Gather each line in the entries that includes the string "BANDWIDTH".

**Chart and figure data**.
--------------------------------------------------

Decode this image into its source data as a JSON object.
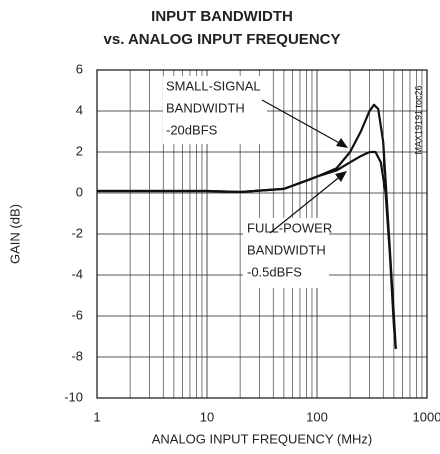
{
  "chart_data": {
    "type": "line",
    "title": [
      "INPUT BANDWIDTH",
      "vs. ANALOG INPUT FREQUENCY"
    ],
    "x_label": "ANALOG INPUT FREQUENCY (MHz)",
    "y_label": "GAIN (dB)",
    "side_note": "MAX19191 toc26",
    "xscale": "log",
    "minor_grid": true,
    "grid": true,
    "xlim": [
      1,
      1000
    ],
    "xticks": [
      1,
      10,
      100,
      1000
    ],
    "ylim": [
      -10,
      6
    ],
    "yticks": [
      -10,
      -8,
      -6,
      -4,
      -2,
      0,
      2,
      4,
      6
    ],
    "series": [
      {
        "name": "SMALL-SIGNAL BANDWIDTH -20dBFS",
        "color": "#111111",
        "x": [
          1,
          10,
          20,
          50,
          80,
          100,
          150,
          200,
          250,
          300,
          330,
          360,
          400,
          450,
          500,
          520
        ],
        "values": [
          0.1,
          0.1,
          0.05,
          0.2,
          0.6,
          0.8,
          1.2,
          2,
          3,
          4,
          4.3,
          4.1,
          2.5,
          -2,
          -6,
          -7.6
        ]
      },
      {
        "name": "FULL-POWER BANDWIDTH -0.5dBFS",
        "color": "#111111",
        "x": [
          1,
          10,
          20,
          50,
          80,
          100,
          150,
          200,
          250,
          300,
          340,
          380,
          420,
          460,
          500,
          520
        ],
        "values": [
          0.1,
          0.1,
          0.05,
          0.2,
          0.6,
          0.8,
          1.1,
          1.5,
          1.8,
          2,
          2,
          1.5,
          0,
          -3,
          -6.5,
          -7.6
        ]
      }
    ],
    "annotations": [
      {
        "lines": [
          "SMALL-SIGNAL",
          "BANDWIDTH",
          "-20dBFS"
        ]
      },
      {
        "lines": [
          "FULL-POWER",
          "BANDWIDTH",
          "-0.5dBFS"
        ]
      }
    ]
  }
}
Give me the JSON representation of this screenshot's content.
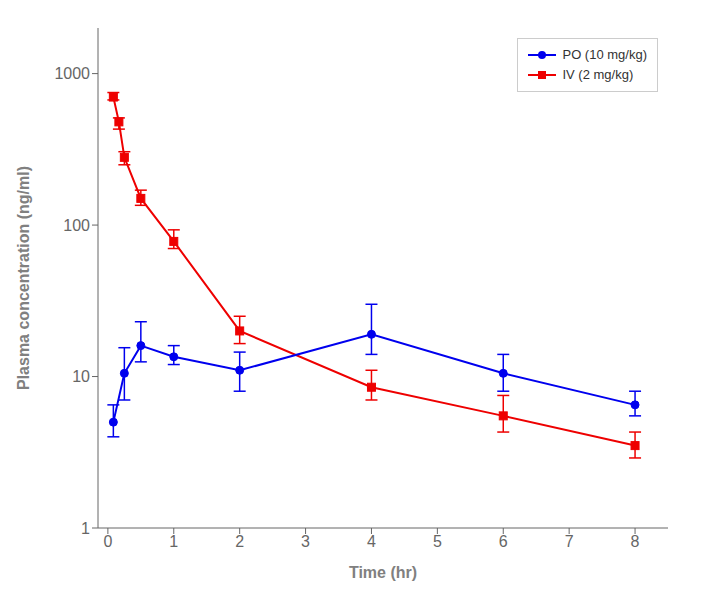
{
  "chart_data": {
    "type": "line",
    "xlabel": "Time (hr)",
    "ylabel": "Plasma concentration (ng/ml)",
    "xlim": [
      -0.15,
      8.5
    ],
    "xticks": [
      0,
      1,
      2,
      3,
      4,
      5,
      6,
      7,
      8
    ],
    "ylim": [
      1,
      2000
    ],
    "yticks": [
      1,
      10,
      100,
      1000
    ],
    "log": "y",
    "legend": "upper right",
    "series": [
      {
        "name": "PO (10 mg/kg)",
        "color": "#0000EE",
        "marker": "circle",
        "x": [
          0.083,
          0.25,
          0.5,
          1.0,
          2.0,
          4.0,
          6.0,
          8.0
        ],
        "values": [
          5.0,
          10.5,
          16.0,
          13.5,
          11.0,
          19.0,
          10.5,
          6.5
        ],
        "error_upper": [
          1.5,
          5.0,
          7.0,
          2.5,
          3.5,
          11.0,
          3.5,
          1.5
        ],
        "error_lower": [
          1.0,
          3.5,
          3.5,
          1.5,
          3.0,
          5.0,
          2.5,
          1.0
        ]
      },
      {
        "name": "IV (2 mg/kg)",
        "color": "#EE0000",
        "marker": "square",
        "x": [
          0.083,
          0.167,
          0.25,
          0.5,
          1.0,
          2.0,
          4.0,
          6.0,
          8.0
        ],
        "values": [
          700,
          480,
          280,
          150,
          78,
          20,
          8.5,
          5.5,
          3.5
        ],
        "error_upper": [
          50,
          30,
          25,
          20,
          15,
          5.0,
          2.5,
          2.0,
          0.8
        ],
        "error_lower": [
          30,
          50,
          30,
          15,
          8,
          3.5,
          1.5,
          1.2,
          0.6
        ]
      }
    ]
  }
}
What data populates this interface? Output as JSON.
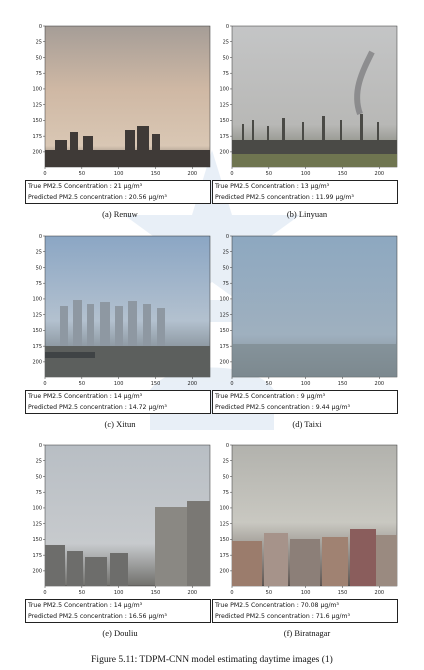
{
  "panels": [
    {
      "id": "a",
      "label": "(a)  Renuw",
      "true_line": "True PM2.5 Concentration : 21 μg/m³",
      "pred_line": "Predicted PM2.5 concentration : 20.56 μg/m³"
    },
    {
      "id": "b",
      "label": "(b)  Linyuan",
      "true_line": "True PM2.5 Concentration : 13 μg/m³",
      "pred_line": "Predicted PM2.5 concentration : 11.99 μg/m³"
    },
    {
      "id": "c",
      "label": "(c)  Xitun",
      "true_line": "True PM2.5 Concentration : 14 μg/m³",
      "pred_line": "Predicted PM2.5 concentration : 14.72 μg/m³"
    },
    {
      "id": "d",
      "label": "(d)  Taixi",
      "true_line": "True PM2.5 Concentration : 9 μg/m³",
      "pred_line": "Predicted PM2.5 concentration : 9.44 μg/m³"
    },
    {
      "id": "e",
      "label": "(e)  Douliu",
      "true_line": "True PM2.5 Concentration : 14 μg/m³",
      "pred_line": "Predicted PM2.5 concentration : 16.56 μg/m³"
    },
    {
      "id": "f",
      "label": "(f)  Biratnagar",
      "true_line": "True PM2.5 Concentration : 70.08 μg/m³",
      "pred_line": "Predicted PM2.5 concentration : 71.6 μg/m³"
    }
  ],
  "axes": {
    "y_ticks": [
      "0",
      "25",
      "50",
      "75",
      "100",
      "125",
      "150",
      "175",
      "200"
    ],
    "x_ticks": [
      "0",
      "50",
      "100",
      "150",
      "200"
    ]
  },
  "figure_caption": "Figure 5.11: TDPM-CNN model estimating daytime images (1)"
}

--------------------------------------------------

**WRITTEN ANSWER**.
      "INPUT BANDWIDTH",
        "name": "SMALL-SIGNAL BANDWIDTH -20dBFS",
        "name": "FULL-POWER BANDWIDTH -0.5dBFS",
          "BANDWIDTH",
          "BANDWIDTH",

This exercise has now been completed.